Aim of the exercise ::
Quote every line as given.
════════════════════
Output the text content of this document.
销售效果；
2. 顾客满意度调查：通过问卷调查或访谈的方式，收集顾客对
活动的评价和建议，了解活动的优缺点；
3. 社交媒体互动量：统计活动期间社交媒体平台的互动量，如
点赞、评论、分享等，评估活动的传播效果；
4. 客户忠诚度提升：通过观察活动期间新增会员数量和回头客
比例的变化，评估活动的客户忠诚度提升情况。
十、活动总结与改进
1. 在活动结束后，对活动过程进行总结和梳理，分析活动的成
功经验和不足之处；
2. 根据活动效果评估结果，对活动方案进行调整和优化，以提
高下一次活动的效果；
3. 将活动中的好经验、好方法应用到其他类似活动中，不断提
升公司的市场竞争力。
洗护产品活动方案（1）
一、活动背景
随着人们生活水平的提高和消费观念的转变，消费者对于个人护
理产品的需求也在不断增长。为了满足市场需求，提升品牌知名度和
════════════════════
Output of the task ::
Output the text content of this document.
销售效果；
2. 顾客满意度调查：通过问卷调查或访谈的方式，收集顾客对
活动的评价和建议，了解活动的优缺点；
3. 社交媒体互动量：统计活动期间社交媒体平台的互动量，如
点赞、评论、分享等，评估活动的传播效果；
4. 客户忠诚度提升：通过观察活动期间新增会员数量和回头客
比例的变化，评估活动的客户忠诚度提升情况。
十、活动总结与改进
1. 在活动结束后，对活动过程进行总结和梳理，分析活动的成
功经验和不足之处；
2. 根据活动效果评估结果，对活动方案进行调整和优化，以提
高下一次活动的效果；
3. 将活动中的好经验、好方法应用到其他类似活动中，不断提
升公司的市场竞争力。
洗护产品活动方案（1）
一、活动背景
随着人们生活水平的提高和消费观念的转变，消费者对于个人护
理产品的需求也在不断增长。为了满足市场需求，提升品牌知名度和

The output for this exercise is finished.